Return all the entries exactly, keeping pictures out.

START DATA FOR PROCESSING

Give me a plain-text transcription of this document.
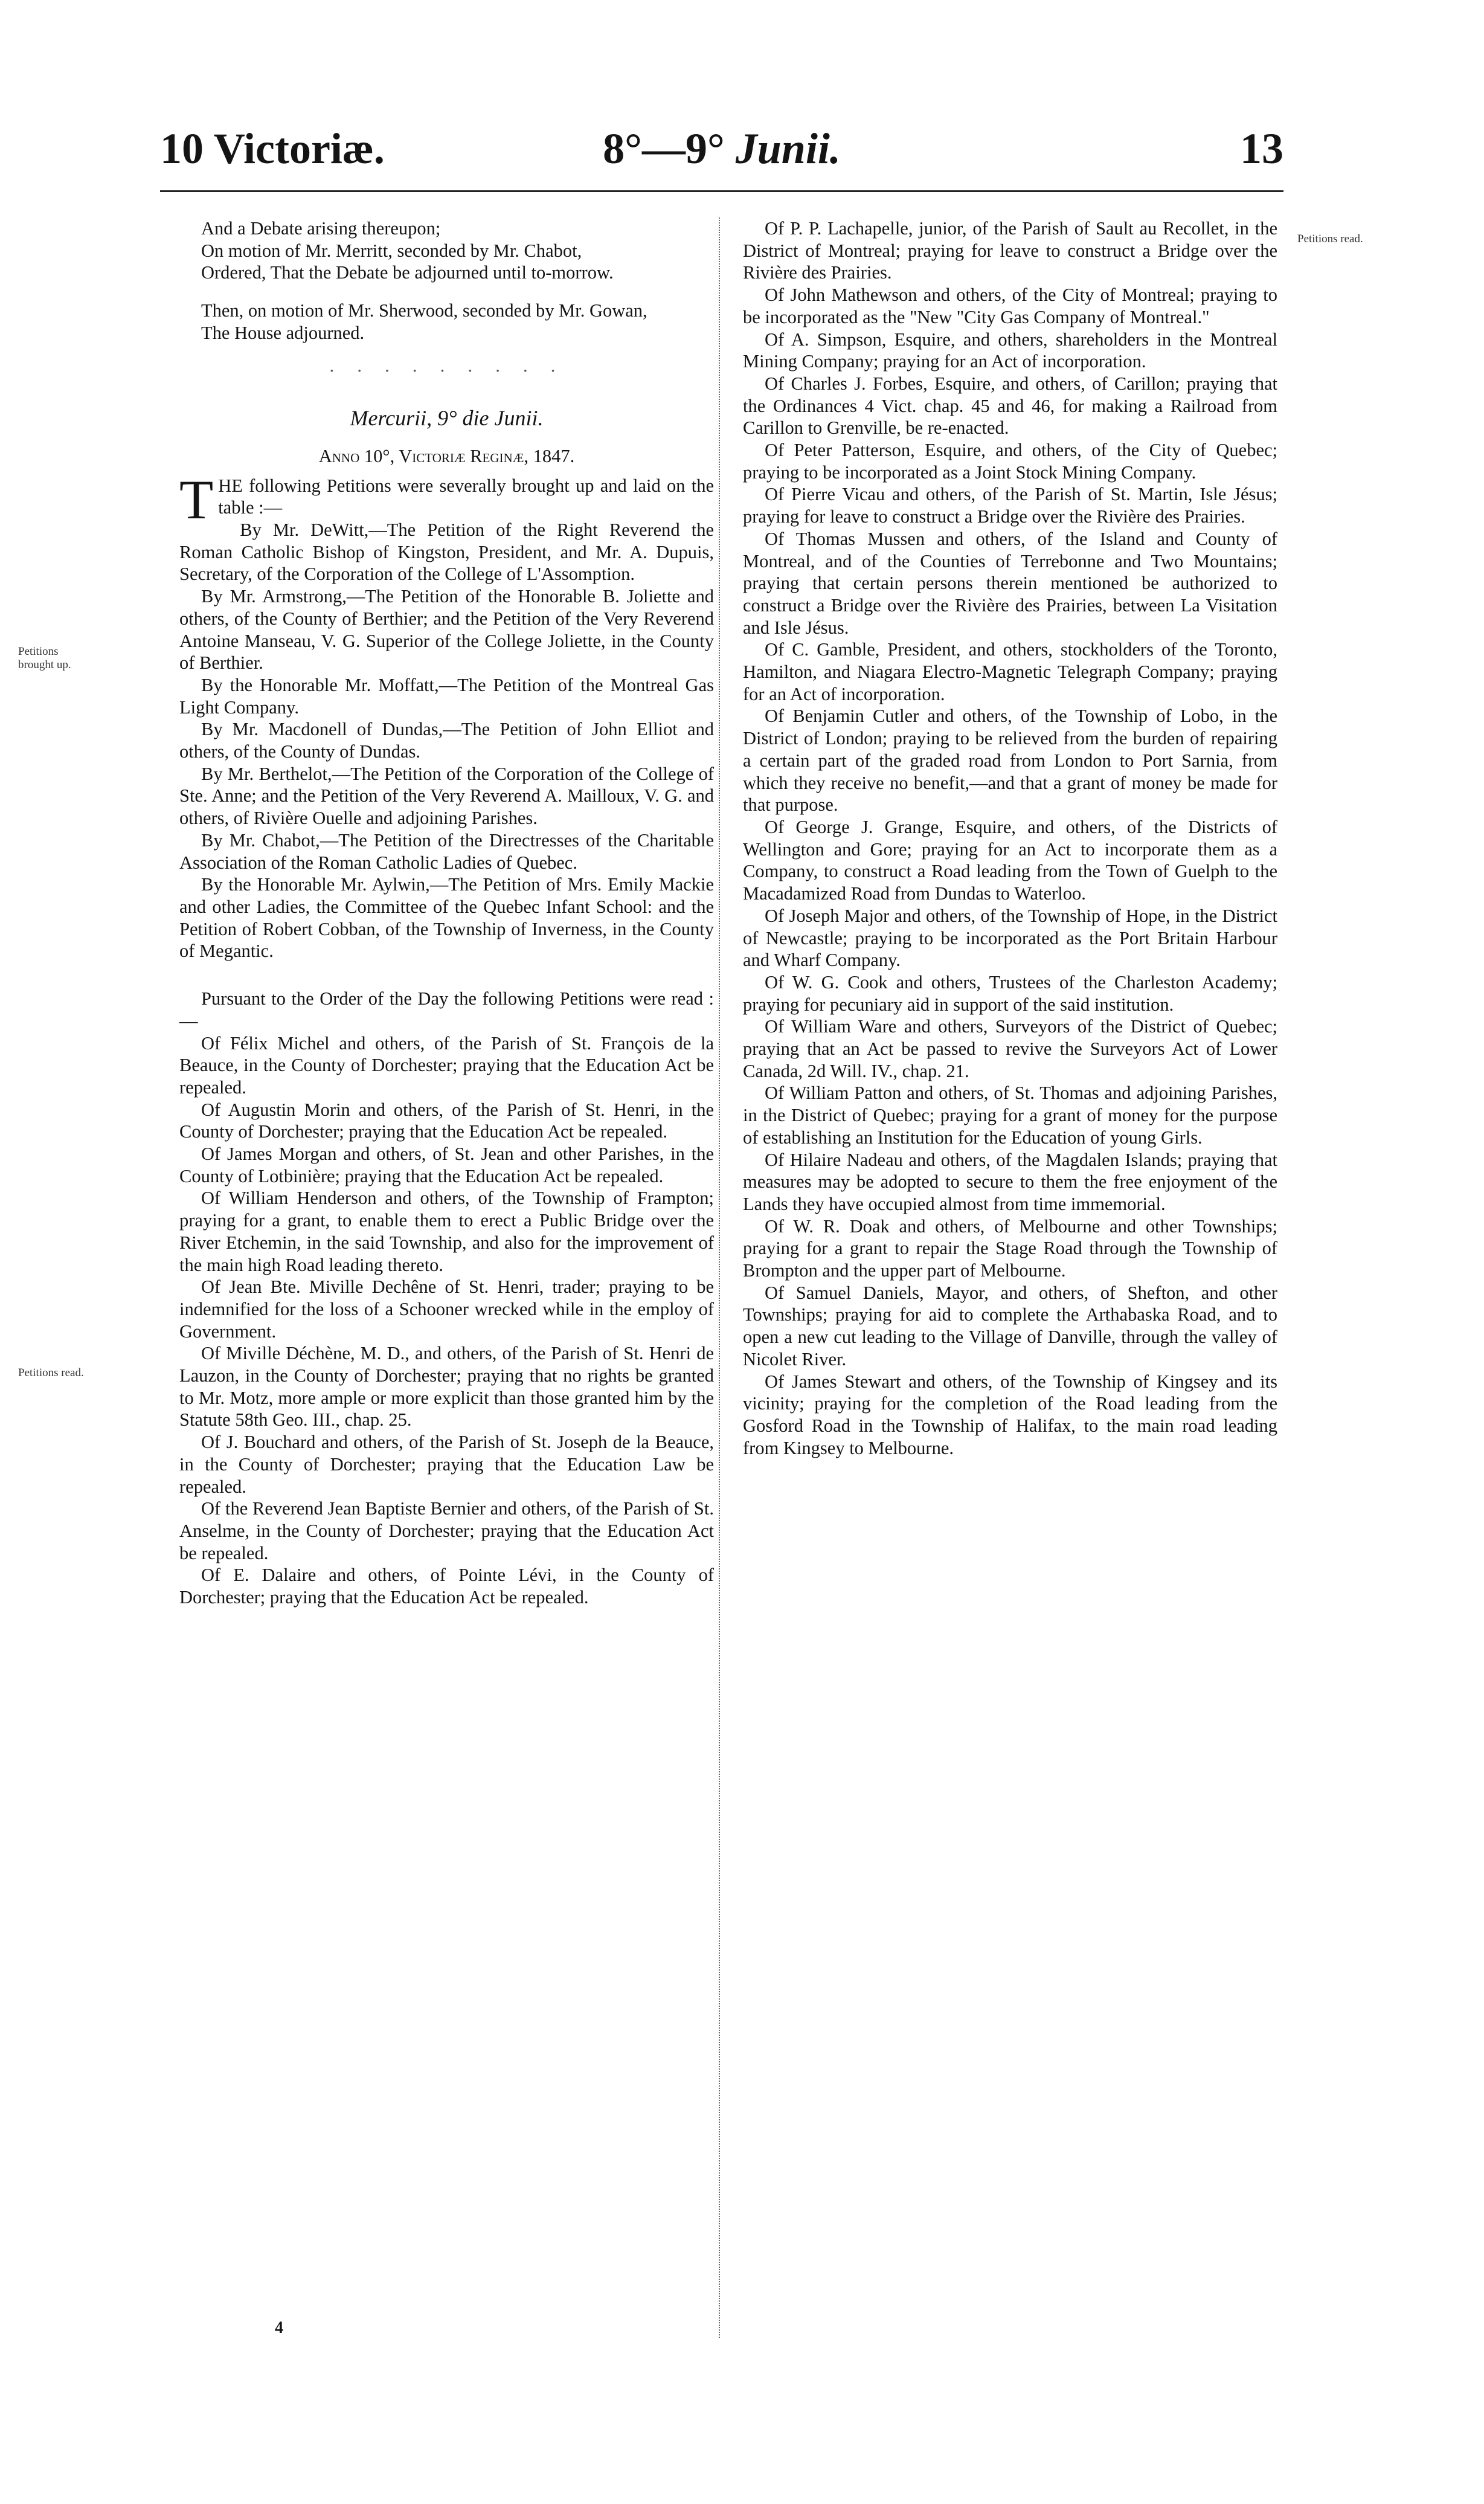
10 Victoriæ.	8°—9° Junii.	13
Petitions read.
Petitions brought up.
Petitions read.

And a Debate arising thereupon;

On motion of Mr. Merritt, seconded by Mr. Chabot,

Ordered, That the Debate be adjourned until to-morrow.

Then, on motion of Mr. Sherwood, seconded by Mr. Gowan,

The House adjourned.

· · · · · · · · ·

Mercurii, 9° die Junii.

Anno 10°, Victoriæ Reginæ, 1847.

THE following Petitions were severally brought up and laid on the table :—

By Mr. DeWitt,—The Petition of the Right Reverend the Roman Catholic Bishop of Kingston, President, and Mr. A. Dupuis, Secretary, of the Corporation of the College of L'Assomption.

By Mr. Armstrong,—The Petition of the Honorable B. Joliette and others, of the County of Berthier; and the Petition of the Very Reverend Antoine Manseau, V. G. Superior of the College Joliette, in the County of Berthier.

By the Honorable Mr. Moffatt,—The Petition of the Montreal Gas Light Company.

By Mr. Macdonell of Dundas,—The Petition of John Elliot and others, of the County of Dundas.

By Mr. Berthelot,—The Petition of the Corporation of the College of Ste. Anne; and the Petition of the Very Reverend A. Mailloux, V. G. and others, of Rivière Ouelle and adjoining Parishes.

By Mr. Chabot,—The Petition of the Directresses of the Charitable Association of the Roman Catholic Ladies of Quebec.

By the Honorable Mr. Aylwin,—The Petition of Mrs. Emily Mackie and other Ladies, the Committee of the Quebec Infant School: and the Petition of Robert Cobban, of the Township of Inverness, in the County of Megantic.

Pursuant to the Order of the Day the following Petitions were read :—

Of Félix Michel and others, of the Parish of St. François de la Beauce, in the County of Dorchester; praying that the Education Act be repealed.

Of Augustin Morin and others, of the Parish of St. Henri, in the County of Dorchester; praying that the Education Act be repealed.

Of James Morgan and others, of St. Jean and other Parishes, in the County of Lotbinière; praying that the Education Act be repealed.

Of William Henderson and others, of the Township of Frampton; praying for a grant, to enable them to erect a Public Bridge over the River Etchemin, in the said Township, and also for the improvement of the main high Road leading thereto.

Of Jean Bte. Miville Dechêne of St. Henri, trader; praying to be indemnified for the loss of a Schooner wrecked while in the employ of Government.

Of Miville Déchène, M. D., and others, of the Parish of St. Henri de Lauzon, in the County of Dorchester; praying that no rights be granted to Mr. Motz, more ample or more explicit than those granted him by the Statute 58th Geo. III., chap. 25.

Of J. Bouchard and others, of the Parish of St. Joseph de la Beauce, in the County of Dorchester; praying that the Education Law be repealed.

Of the Reverend Jean Baptiste Bernier and others, of the Parish of St. Anselme, in the County of Dorchester; praying that the Education Act be repealed.

Of E. Dalaire and others, of Pointe Lévi, in the County of Dorchester; praying that the Education Act be repealed.

4

Of P. P. Lachapelle, junior, of the Parish of Sault au Recollet, in the District of Montreal; praying for leave to construct a Bridge over the Rivière des Prairies.

Of John Mathewson and others, of the City of Montreal; praying to be incorporated as the "New "City Gas Company of Montreal."

Of A. Simpson, Esquire, and others, shareholders in the Montreal Mining Company; praying for an Act of incorporation.

Of Charles J. Forbes, Esquire, and others, of Carillon; praying that the Ordinances 4 Vict. chap. 45 and 46, for making a Railroad from Carillon to Grenville, be re-enacted.

Of Peter Patterson, Esquire, and others, of the City of Quebec; praying to be incorporated as a Joint Stock Mining Company.

Of Pierre Vicau and others, of the Parish of St. Martin, Isle Jésus; praying for leave to construct a Bridge over the Rivière des Prairies.

Of Thomas Mussen and others, of the Island and County of Montreal, and of the Counties of Terrebonne and Two Mountains; praying that certain persons therein mentioned be authorized to construct a Bridge over the Rivière des Prairies, between La Visitation and Isle Jésus.

Of C. Gamble, President, and others, stockholders of the Toronto, Hamilton, and Niagara Electro-Magnetic Telegraph Company; praying for an Act of incorporation.

Of Benjamin Cutler and others, of the Township of Lobo, in the District of London; praying to be relieved from the burden of repairing a certain part of the graded road from London to Port Sarnia, from which they receive no benefit,—and that a grant of money be made for that purpose.

Of George J. Grange, Esquire, and others, of the Districts of Wellington and Gore; praying for an Act to incorporate them as a Company, to construct a Road leading from the Town of Guelph to the Macadamized Road from Dundas to Waterloo.

Of Joseph Major and others, of the Township of Hope, in the District of Newcastle; praying to be incorporated as the Port Britain Harbour and Wharf Company.

Of W. G. Cook and others, Trustees of the Charleston Academy; praying for pecuniary aid in support of the said institution.

Of William Ware and others, Surveyors of the District of Quebec; praying that an Act be passed to revive the Surveyors Act of Lower Canada, 2d Will. IV., chap. 21.

Of William Patton and others, of St. Thomas and adjoining Parishes, in the District of Quebec; praying for a grant of money for the purpose of establishing an Institution for the Education of young Girls.

Of Hilaire Nadeau and others, of the Magdalen Islands; praying that measures may be adopted to secure to them the free enjoyment of the Lands they have occupied almost from time immemorial.

Of W. R. Doak and others, of Melbourne and other Townships; praying for a grant to repair the Stage Road through the Township of Brompton and the upper part of Melbourne.

Of Samuel Daniels, Mayor, and others, of Shefton, and other Townships; praying for aid to complete the Arthabaska Road, and to open a new cut leading to the Village of Danville, through the valley of Nicolet River.

Of James Stewart and others, of the Township of Kingsey and its vicinity; praying for the completion of the Road leading from the Gosford Road in the Township of Halifax, to the main road leading from Kingsey to Melbourne.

END DATA FOR PROCESSING

REPLY:
Give me a plain-text transcription of this document.
10 Victoriæ.	8°—9° Junii.	13
Petitions read.
Petitions brought up.
Petitions read.

And a Debate arising thereupon;

On motion of Mr. Merritt, seconded by Mr. Chabot,

Ordered, That the Debate be adjourned until to-morrow.

Then, on motion of Mr. Sherwood, seconded by Mr. Gowan,

The House adjourned.

· · · · · · · · ·

Mercurii, 9° die Junii.

Anno 10°, Victoriæ Reginæ, 1847.

THE following Petitions were severally brought up and laid on the table :—

By Mr. DeWitt,—The Petition of the Right Reverend the Roman Catholic Bishop of Kingston, President, and Mr. A. Dupuis, Secretary, of the Corporation of the College of L'Assomption.

By Mr. Armstrong,—The Petition of the Honorable B. Joliette and others, of the County of Berthier; and the Petition of the Very Reverend Antoine Manseau, V. G. Superior of the College Joliette, in the County of Berthier.

By the Honorable Mr. Moffatt,—The Petition of the Montreal Gas Light Company.

By Mr. Macdonell of Dundas,—The Petition of John Elliot and others, of the County of Dundas.

By Mr. Berthelot,—The Petition of the Corporation of the College of Ste. Anne; and the Petition of the Very Reverend A. Mailloux, V. G. and others, of Rivière Ouelle and adjoining Parishes.

By Mr. Chabot,—The Petition of the Directresses of the Charitable Association of the Roman Catholic Ladies of Quebec.

By the Honorable Mr. Aylwin,—The Petition of Mrs. Emily Mackie and other Ladies, the Committee of the Quebec Infant School: and the Petition of Robert Cobban, of the Township of Inverness, in the County of Megantic.

Pursuant to the Order of the Day the following Petitions were read :—

Of Félix Michel and others, of the Parish of St. François de la Beauce, in the County of Dorchester; praying that the Education Act be repealed.

Of Augustin Morin and others, of the Parish of St. Henri, in the County of Dorchester; praying that the Education Act be repealed.

Of James Morgan and others, of St. Jean and other Parishes, in the County of Lotbinière; praying that the Education Act be repealed.

Of William Henderson and others, of the Township of Frampton; praying for a grant, to enable them to erect a Public Bridge over the River Etchemin, in the said Township, and also for the improvement of the main high Road leading thereto.

Of Jean Bte. Miville Dechêne of St. Henri, trader; praying to be indemnified for the loss of a Schooner wrecked while in the employ of Government.

Of Miville Déchène, M. D., and others, of the Parish of St. Henri de Lauzon, in the County of Dorchester; praying that no rights be granted to Mr. Motz, more ample or more explicit than those granted him by the Statute 58th Geo. III., chap. 25.

Of J. Bouchard and others, of the Parish of St. Joseph de la Beauce, in the County of Dorchester; praying that the Education Law be repealed.

Of the Reverend Jean Baptiste Bernier and others, of the Parish of St. Anselme, in the County of Dorchester; praying that the Education Act be repealed.

Of E. Dalaire and others, of Pointe Lévi, in the County of Dorchester; praying that the Education Act be repealed.

4

Of P. P. Lachapelle, junior, of the Parish of Sault au Recollet, in the District of Montreal; praying for leave to construct a Bridge over the Rivière des Prairies.

Of John Mathewson and others, of the City of Montreal; praying to be incorporated as the "New "City Gas Company of Montreal."

Of A. Simpson, Esquire, and others, shareholders in the Montreal Mining Company; praying for an Act of incorporation.

Of Charles J. Forbes, Esquire, and others, of Carillon; praying that the Ordinances 4 Vict. chap. 45 and 46, for making a Railroad from Carillon to Grenville, be re-enacted.

Of Peter Patterson, Esquire, and others, of the City of Quebec; praying to be incorporated as a Joint Stock Mining Company.

Of Pierre Vicau and others, of the Parish of St. Martin, Isle Jésus; praying for leave to construct a Bridge over the Rivière des Prairies.

Of Thomas Mussen and others, of the Island and County of Montreal, and of the Counties of Terrebonne and Two Mountains; praying that certain persons therein mentioned be authorized to construct a Bridge over the Rivière des Prairies, between La Visitation and Isle Jésus.

Of C. Gamble, President, and others, stockholders of the Toronto, Hamilton, and Niagara Electro-Magnetic Telegraph Company; praying for an Act of incorporation.

Of Benjamin Cutler and others, of the Township of Lobo, in the District of London; praying to be relieved from the burden of repairing a certain part of the graded road from London to Port Sarnia, from which they receive no benefit,—and that a grant of money be made for that purpose.

Of George J. Grange, Esquire, and others, of the Districts of Wellington and Gore; praying for an Act to incorporate them as a Company, to construct a Road leading from the Town of Guelph to the Macadamized Road from Dundas to Waterloo.

Of Joseph Major and others, of the Township of Hope, in the District of Newcastle; praying to be incorporated as the Port Britain Harbour and Wharf Company.

Of W. G. Cook and others, Trustees of the Charleston Academy; praying for pecuniary aid in support of the said institution.

Of William Ware and others, Surveyors of the District of Quebec; praying that an Act be passed to revive the Surveyors Act of Lower Canada, 2d Will. IV., chap. 21.

Of William Patton and others, of St. Thomas and adjoining Parishes, in the District of Quebec; praying for a grant of money for the purpose of establishing an Institution for the Education of young Girls.

Of Hilaire Nadeau and others, of the Magdalen Islands; praying that measures may be adopted to secure to them the free enjoyment of the Lands they have occupied almost from time immemorial.

Of W. R. Doak and others, of Melbourne and other Townships; praying for a grant to repair the Stage Road through the Township of Brompton and the upper part of Melbourne.

Of Samuel Daniels, Mayor, and others, of Shefton, and other Townships; praying for aid to complete the Arthabaska Road, and to open a new cut leading to the Village of Danville, through the valley of Nicolet River.

Of James Stewart and others, of the Township of Kingsey and its vicinity; praying for the completion of the Road leading from the Gosford Road in the Township of Halifax, to the main road leading from Kingsey to Melbourne.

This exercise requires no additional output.